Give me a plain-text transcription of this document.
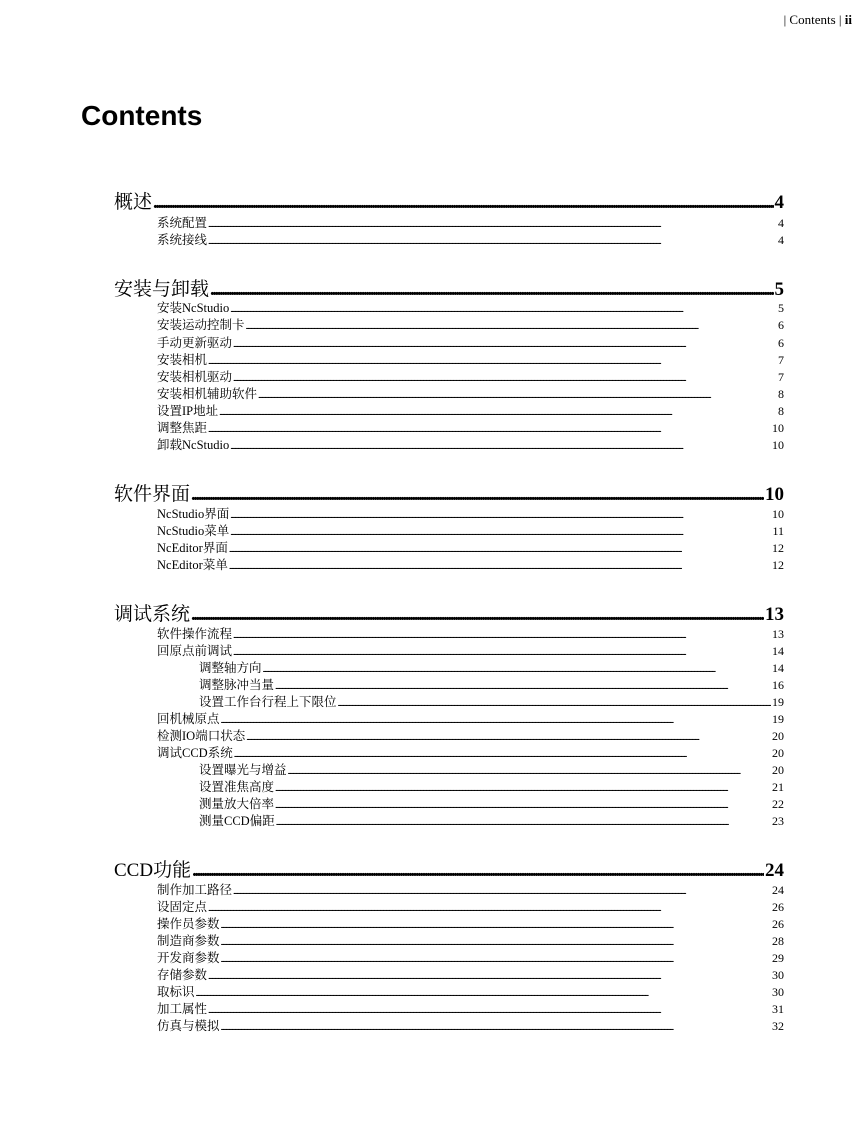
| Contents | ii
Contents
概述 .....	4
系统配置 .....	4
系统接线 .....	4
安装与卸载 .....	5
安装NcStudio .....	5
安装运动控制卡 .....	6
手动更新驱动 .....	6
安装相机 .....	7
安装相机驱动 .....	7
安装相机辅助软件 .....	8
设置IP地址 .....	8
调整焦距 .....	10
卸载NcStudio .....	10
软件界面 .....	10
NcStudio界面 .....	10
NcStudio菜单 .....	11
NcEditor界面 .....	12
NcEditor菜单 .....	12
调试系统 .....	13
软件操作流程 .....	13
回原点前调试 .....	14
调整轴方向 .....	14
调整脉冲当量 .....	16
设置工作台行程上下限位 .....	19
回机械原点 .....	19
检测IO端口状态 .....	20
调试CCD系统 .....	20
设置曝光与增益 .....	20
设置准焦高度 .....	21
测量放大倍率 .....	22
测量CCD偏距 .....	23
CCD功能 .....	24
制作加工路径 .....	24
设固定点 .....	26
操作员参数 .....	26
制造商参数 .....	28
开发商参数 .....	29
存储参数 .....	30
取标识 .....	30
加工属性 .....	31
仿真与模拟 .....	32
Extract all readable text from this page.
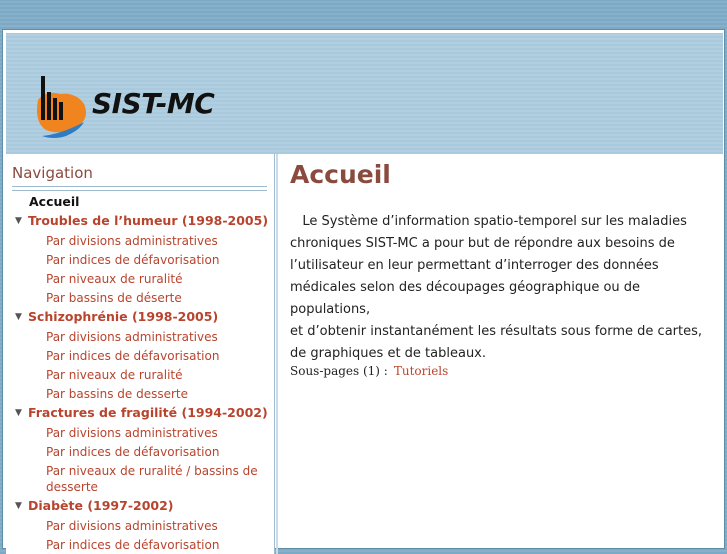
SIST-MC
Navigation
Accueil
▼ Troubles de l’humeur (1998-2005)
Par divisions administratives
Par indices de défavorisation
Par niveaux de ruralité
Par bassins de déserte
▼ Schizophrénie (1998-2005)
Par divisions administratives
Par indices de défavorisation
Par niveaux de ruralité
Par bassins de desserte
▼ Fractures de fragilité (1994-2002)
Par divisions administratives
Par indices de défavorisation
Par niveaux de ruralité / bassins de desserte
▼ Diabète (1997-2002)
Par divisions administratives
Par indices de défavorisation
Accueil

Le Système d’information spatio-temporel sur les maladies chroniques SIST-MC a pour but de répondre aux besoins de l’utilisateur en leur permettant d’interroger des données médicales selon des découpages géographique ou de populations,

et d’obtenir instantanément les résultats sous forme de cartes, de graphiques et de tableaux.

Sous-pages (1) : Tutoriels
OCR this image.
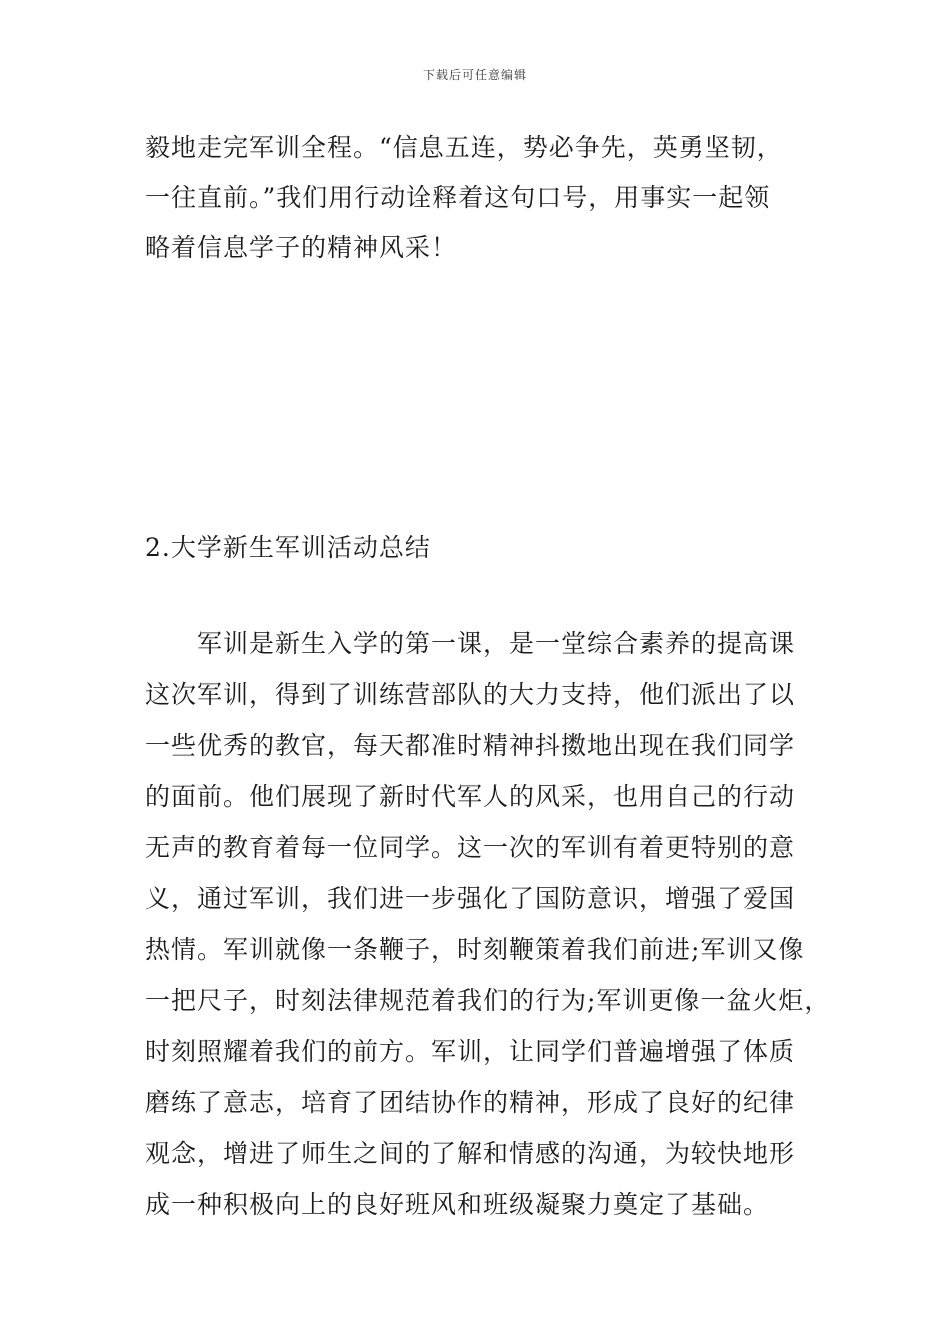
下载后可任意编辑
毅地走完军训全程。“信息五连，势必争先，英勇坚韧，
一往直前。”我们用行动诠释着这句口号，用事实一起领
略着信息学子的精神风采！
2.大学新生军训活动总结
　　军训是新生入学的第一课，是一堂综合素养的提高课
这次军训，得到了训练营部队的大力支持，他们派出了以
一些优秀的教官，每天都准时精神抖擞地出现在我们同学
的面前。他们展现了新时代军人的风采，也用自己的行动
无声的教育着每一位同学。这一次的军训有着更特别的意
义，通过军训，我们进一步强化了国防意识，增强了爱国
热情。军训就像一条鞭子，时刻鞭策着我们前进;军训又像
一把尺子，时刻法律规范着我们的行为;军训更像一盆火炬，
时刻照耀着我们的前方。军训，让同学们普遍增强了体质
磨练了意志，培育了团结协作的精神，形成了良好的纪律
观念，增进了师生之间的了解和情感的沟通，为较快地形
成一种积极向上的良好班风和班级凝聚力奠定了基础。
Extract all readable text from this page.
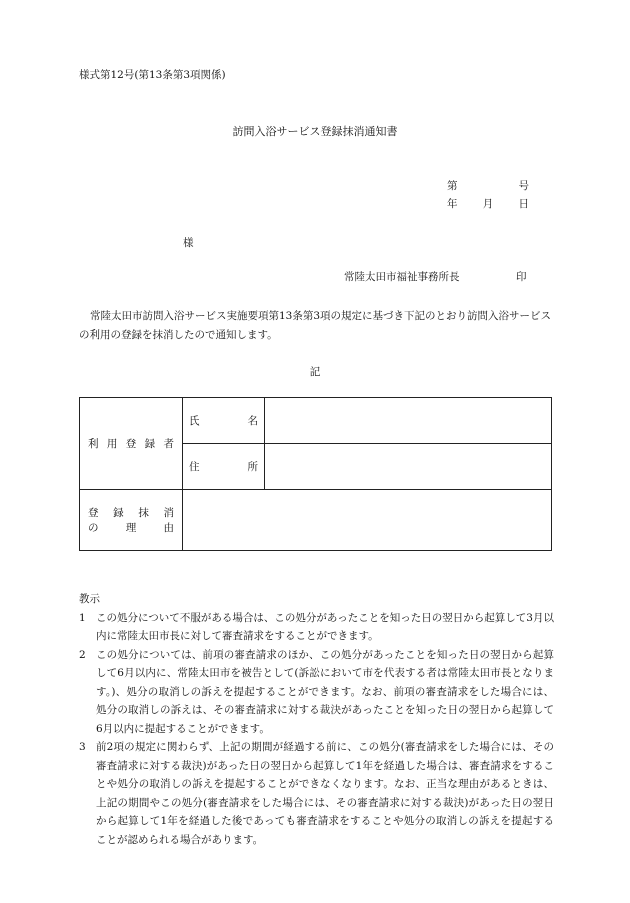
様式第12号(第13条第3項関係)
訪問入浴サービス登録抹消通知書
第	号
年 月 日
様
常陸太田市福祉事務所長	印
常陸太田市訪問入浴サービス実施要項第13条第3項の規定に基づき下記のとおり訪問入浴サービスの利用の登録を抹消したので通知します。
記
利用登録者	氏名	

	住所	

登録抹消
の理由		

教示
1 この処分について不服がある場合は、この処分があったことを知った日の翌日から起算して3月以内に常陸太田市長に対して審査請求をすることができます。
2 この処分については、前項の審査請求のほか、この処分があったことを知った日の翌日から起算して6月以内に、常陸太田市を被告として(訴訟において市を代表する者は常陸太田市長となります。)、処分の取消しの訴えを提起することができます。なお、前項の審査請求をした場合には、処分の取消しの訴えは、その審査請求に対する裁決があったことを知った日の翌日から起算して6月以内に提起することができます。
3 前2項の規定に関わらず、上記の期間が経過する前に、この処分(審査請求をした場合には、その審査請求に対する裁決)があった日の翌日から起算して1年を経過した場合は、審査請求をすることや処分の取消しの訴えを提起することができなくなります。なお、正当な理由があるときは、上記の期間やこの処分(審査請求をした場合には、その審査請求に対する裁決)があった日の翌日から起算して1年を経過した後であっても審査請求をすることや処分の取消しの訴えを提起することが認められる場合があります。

EXERCISE DESCRIPTION: In how many lines does the word "this" appear? Respond with the number alone.

FULL OUTPUT: 4